◆ **Task objective**
Scan the data for "page" and copy the lines it appears in.

Data excerpts
— begin —

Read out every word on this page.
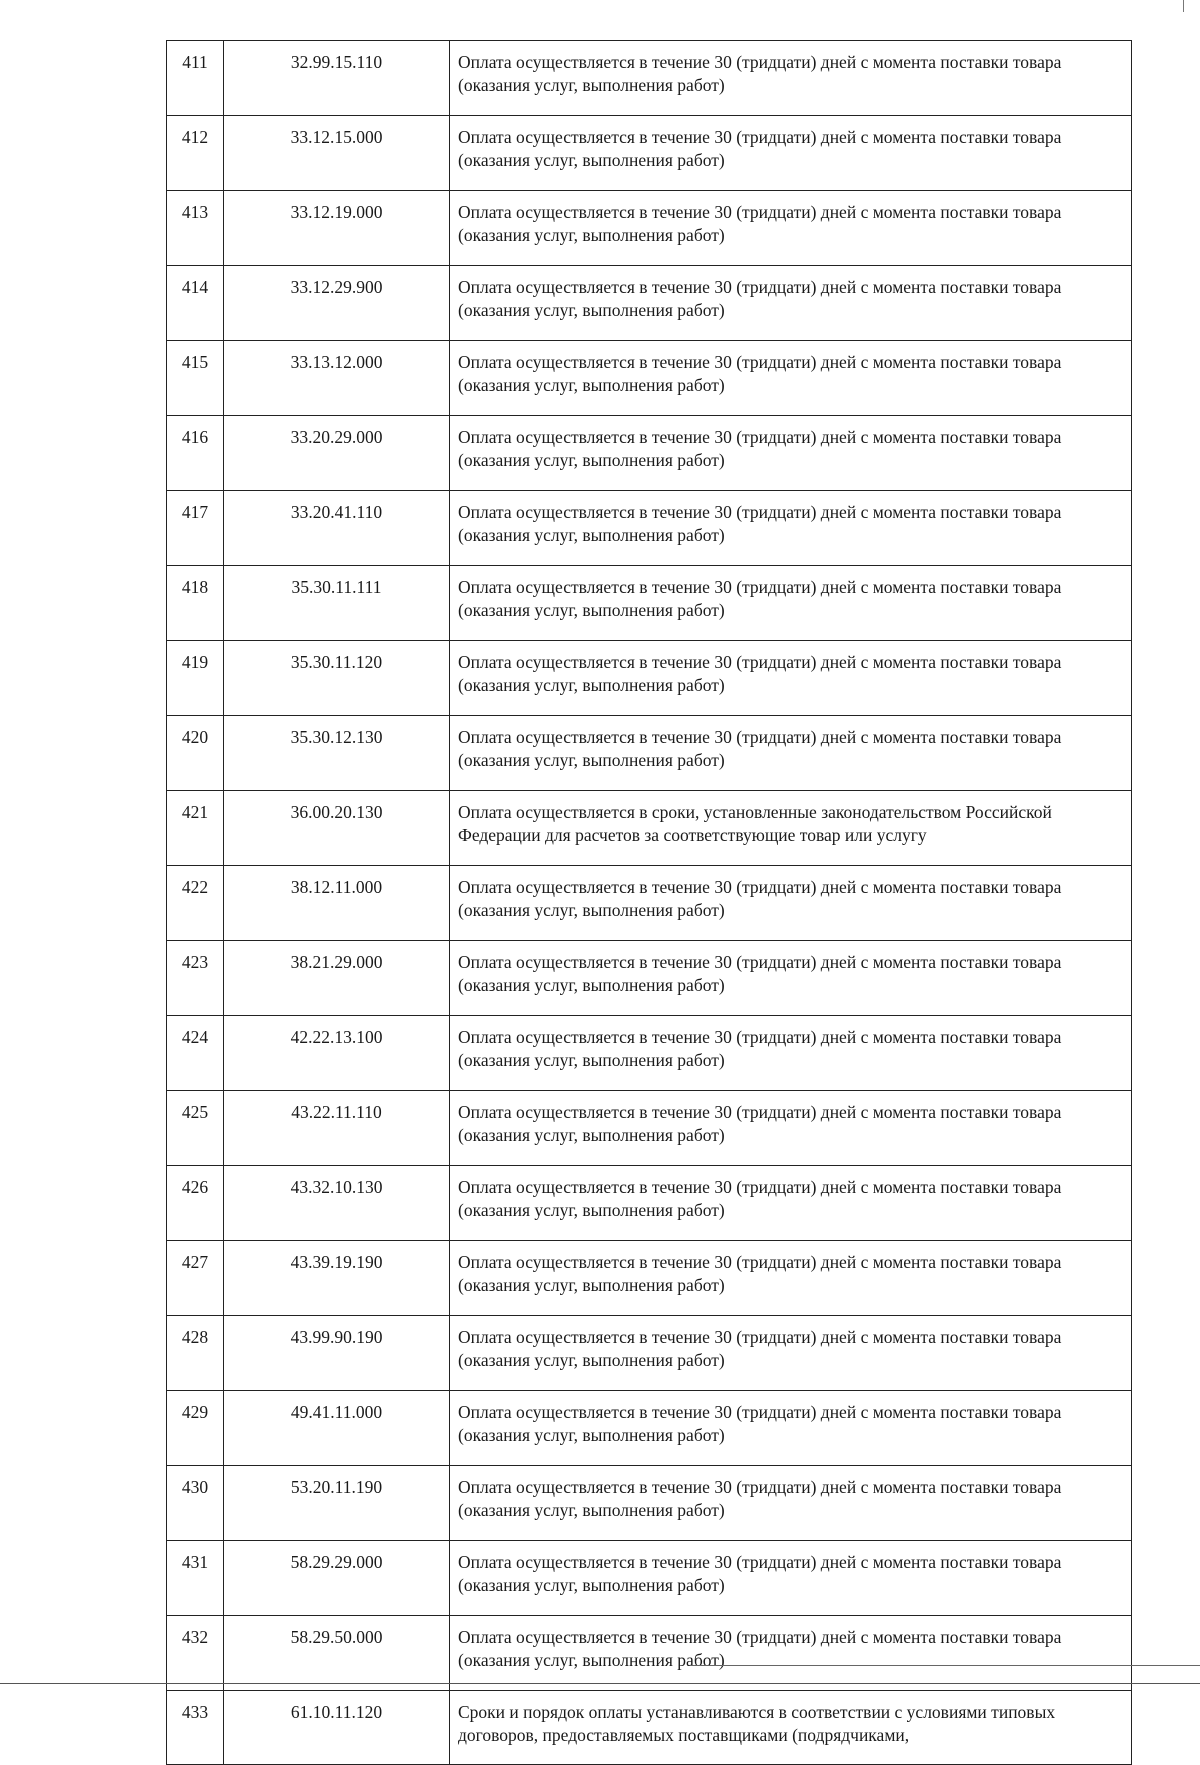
411	32.99.15.110	Оплата осуществляется в течение 30 (тридцати) дней с момента поставки товара (оказания услуг, выполнения работ)
412	33.12.15.000	Оплата осуществляется в течение 30 (тридцати) дней с момента поставки товара (оказания услуг, выполнения работ)
413	33.12.19.000	Оплата осуществляется в течение 30 (тридцати) дней с момента поставки товара (оказания услуг, выполнения работ)
414	33.12.29.900	Оплата осуществляется в течение 30 (тридцати) дней с момента поставки товара (оказания услуг, выполнения работ)
415	33.13.12.000	Оплата осуществляется в течение 30 (тридцати) дней с момента поставки товара (оказания услуг, выполнения работ)
416	33.20.29.000	Оплата осуществляется в течение 30 (тридцати) дней с момента поставки товара (оказания услуг, выполнения работ)
417	33.20.41.110	Оплата осуществляется в течение 30 (тридцати) дней с момента поставки товара (оказания услуг, выполнения работ)
418	35.30.11.111	Оплата осуществляется в течение 30 (тридцати) дней с момента поставки товара (оказания услуг, выполнения работ)
419	35.30.11.120	Оплата осуществляется в течение 30 (тридцати) дней с момента поставки товара (оказания услуг, выполнения работ)
420	35.30.12.130	Оплата осуществляется в течение 30 (тридцати) дней с момента поставки товара (оказания услуг, выполнения работ)
421	36.00.20.130	Оплата осуществляется в сроки, установленные законодательством Российской Федерации для расчетов за соответствующие товар или услугу
422	38.12.11.000	Оплата осуществляется в течение 30 (тридцати) дней с момента поставки товара (оказания услуг, выполнения работ)
423	38.21.29.000	Оплата осуществляется в течение 30 (тридцати) дней с момента поставки товара (оказания услуг, выполнения работ)
424	42.22.13.100	Оплата осуществляется в течение 30 (тридцати) дней с момента поставки товара (оказания услуг, выполнения работ)
425	43.22.11.110	Оплата осуществляется в течение 30 (тридцати) дней с момента поставки товара (оказания услуг, выполнения работ)
426	43.32.10.130	Оплата осуществляется в течение 30 (тридцати) дней с момента поставки товара (оказания услуг, выполнения работ)
427	43.39.19.190	Оплата осуществляется в течение 30 (тридцати) дней с момента поставки товара (оказания услуг, выполнения работ)
428	43.99.90.190	Оплата осуществляется в течение 30 (тридцати) дней с момента поставки товара (оказания услуг, выполнения работ)
429	49.41.11.000	Оплата осуществляется в течение 30 (тридцати) дней с момента поставки товара (оказания услуг, выполнения работ)
430	53.20.11.190	Оплата осуществляется в течение 30 (тридцати) дней с момента поставки товара (оказания услуг, выполнения работ)
431	58.29.29.000	Оплата осуществляется в течение 30 (тридцати) дней с момента поставки товара (оказания услуг, выполнения работ)
432	58.29.50.000	Оплата осуществляется в течение 30 (тридцати) дней с момента поставки товара (оказания услуг, выполнения работ)
433	61.10.11.120	Сроки и порядок оплаты устанавливаются в соответствии с условиями типовых договоров, предоставляемых поставщиками (подрядчиками,
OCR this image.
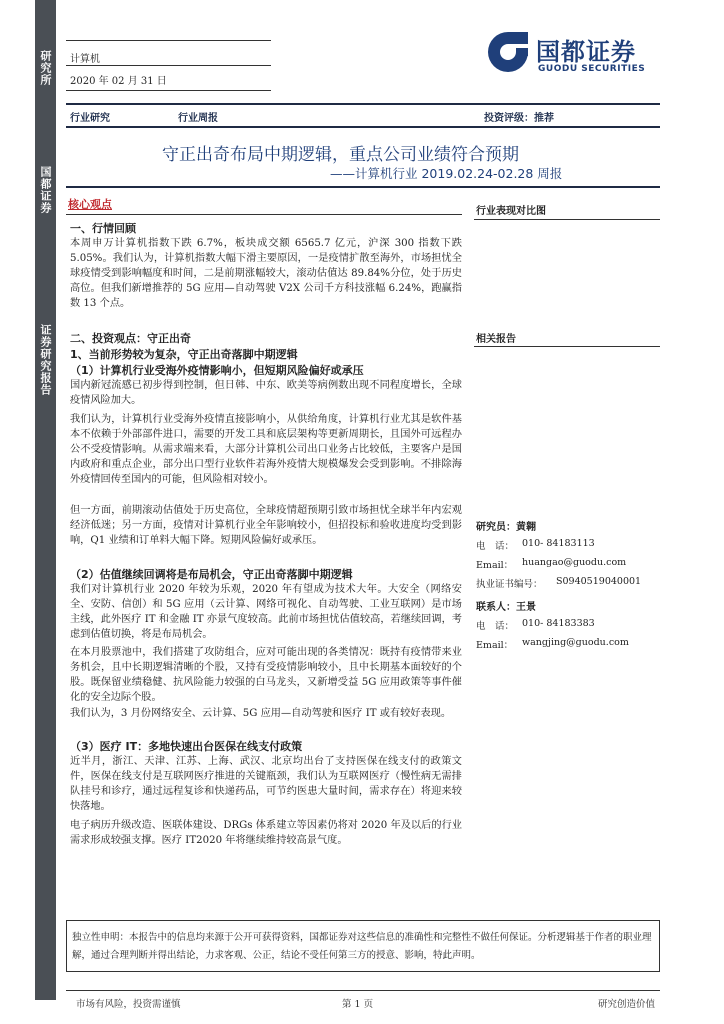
研究所
国都证券
证券研究报告
计算机
2020 年 02 月 31 日
国都证券
GUODU SECURITIES
行业研究	行业周报	投资评级：推荐
守正出奇布局中期逻辑，重点公司业绩符合预期
——计算机行业 2019.02.24-02.28 周报
核心观点
一、行情回顾
本周申万计算机指数下跌 6.7%，板块成交额 6565.7 亿元，沪深 300 指数下跌 5.05%。我们认为，计算机指数大幅下滑主要原因，一是疫情扩散至海外，市场担忧全球疫情受到影响幅度和时间，二是前期涨幅较大，滚动估值达 89.84%分位，处于历史高位。但我们新增推荐的 5G 应用—自动驾驶 V2X 公司千方科技涨幅 6.24%，跑赢指数 13 个点。
二、投资观点：守正出奇
1、当前形势较为复杂，守正出奇落脚中期逻辑
（1）计算机行业受海外疫情影响小，但短期风险偏好或承压
国内新冠流感已初步得到控制，但日韩、中东、欧美等病例数出现不同程度增长，全球疫情风险加大。
我们认为，计算机行业受海外疫情直接影响小，从供给角度，计算机行业尤其是软件基本不依赖于外部部件进口，需要的开发工具和底层架构等更新周期长，且国外可远程办公不受疫情影响。从需求端来看，大部分计算机公司出口业务占比较低，主要客户是国内政府和重点企业，部分出口型行业软件若海外疫情大规模爆发会受到影响。不排除海外疫情回传至国内的可能，但风险相对较小。
但一方面，前期滚动估值处于历史高位，全球疫情超预期引致市场担忧全球半年内宏观经济低迷；另一方面，疫情对计算机行业全年影响较小，但招投标和验收进度均受到影响，Q1 业绩和订单料大幅下降。短期风险偏好或承压。
（2）估值继续回调将是布局机会，守正出奇落脚中期逻辑
我们对计算机行业 2020 年较为乐观，2020 年有望成为技术大年。大安全（网络安全、安防、信创）和 5G 应用（云计算、网络可视化、自动驾驶、工业互联网）是市场主线，此外医疗 IT 和金融 IT 亦景气度较高。此前市场担忧估值较高，若继续回调，考虑到估值切换，将是布局机会。
在本月股票池中，我们搭建了攻防组合，应对可能出现的各类情况：既持有疫情带来业务机会，且中长期逻辑清晰的个股，又持有受疫情影响较小，且中长期基本面较好的个股。既保留业绩稳健、抗风险能力较强的白马龙头，又新增受益 5G 应用政策等事件催化的安全边际个股。
我们认为，3 月份网络安全、云计算、5G 应用—自动驾驶和医疗 IT 或有较好表现。
（3）医疗 IT：多地快速出台医保在线支付政策
近半月，浙江、天津、江苏、上海、武汉、北京均出台了支持医保在线支付的政策文件，医保在线支付是互联网医疗推进的关键瓶颈，我们认为互联网医疗（慢性病无需排队挂号和诊疗，通过远程复诊和快递药品，可节约医患大量时间，需求存在）将迎来较快落地。
电子病历升级改造、医联体建设、DRGs 体系建立等因素仍将对 2020 年及以后的行业需求形成较强支撑。医疗 IT2020 年将继续维持较高景气度。
行业表现对比图
相关报告
研究员：黄翱
电　话： 010- 84183113
Email： huangao@guodu.com
执业证书编号： S0940519040001
联系人：王景
电　话： 010- 84183383
Email： wangjing@guodu.com
独立性申明：本报告中的信息均来源于公开可获得资料，国都证券对这些信息的准确性和完整性不做任何保证。分析逻辑基于作者的职业理解，通过合理判断并得出结论，力求客观、公正，结论不受任何第三方的授意、影响，特此声明。
市场有风险，投资需谨慎	第 1 页	研究创造价值
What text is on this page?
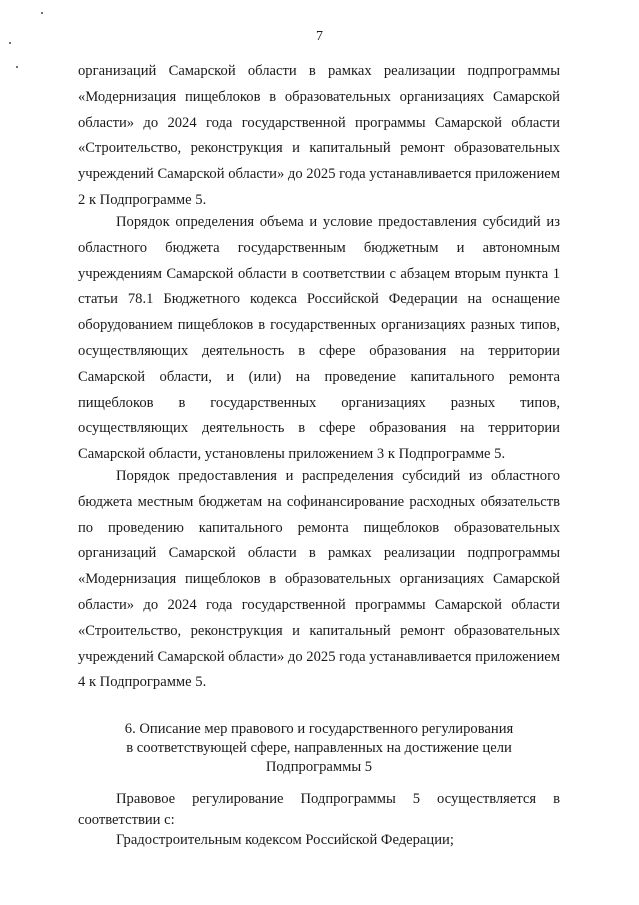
7

организаций Самарской области в рамках реализации подпрограммы «Модернизация пищеблоков в образовательных организациях Самарской области» до 2024 года государственной программы Самарской области «Строительство, реконструкция и капитальный ремонт образовательных учреждений Самарской области» до 2025 года устанавливается приложением 2 к Подпрограмме 5.

Порядок определения объема и условие предоставления субсидий из областного бюджета государственным бюджетным и автономным учреждениям Самарской области в соответствии с абзацем вторым пункта 1 статьи 78.1 Бюджетного кодекса Российской Федерации на оснащение оборудованием пищеблоков в государственных организациях разных типов, осуществляющих деятельность в сфере образования на территории Самарской области, и (или) на проведение капитального ремонта пищеблоков в государственных организациях разных типов, осуществляющих деятельность в сфере образования на территории Самарской области, установлены приложением 3 к Подпрограмме 5.

Порядок предоставления и распределения субсидий из областного бюджета местным бюджетам на софинансирование расходных обязательств по проведению капитального ремонта пищеблоков образовательных организаций Самарской области в рамках реализации подпрограммы «Модернизация пищеблоков в образовательных организациях Самарской области» до 2024 года государственной программы Самарской области «Строительство, реконструкция и капитальный ремонт образовательных учреждений Самарской области» до 2025 года устанавливается приложением 4 к Подпрограмме 5.

6. Описание мер правового и государственного регулирования
в соответствующей сфере, направленных на достижение цели
Подпрограммы 5

Правовое регулирование Подпрограммы 5 осуществляется в соответствии с:

Градостроительным кодексом Российской Федерации;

— end —

◆ **Right answer**
Read out every word on this page.
What text is on this page?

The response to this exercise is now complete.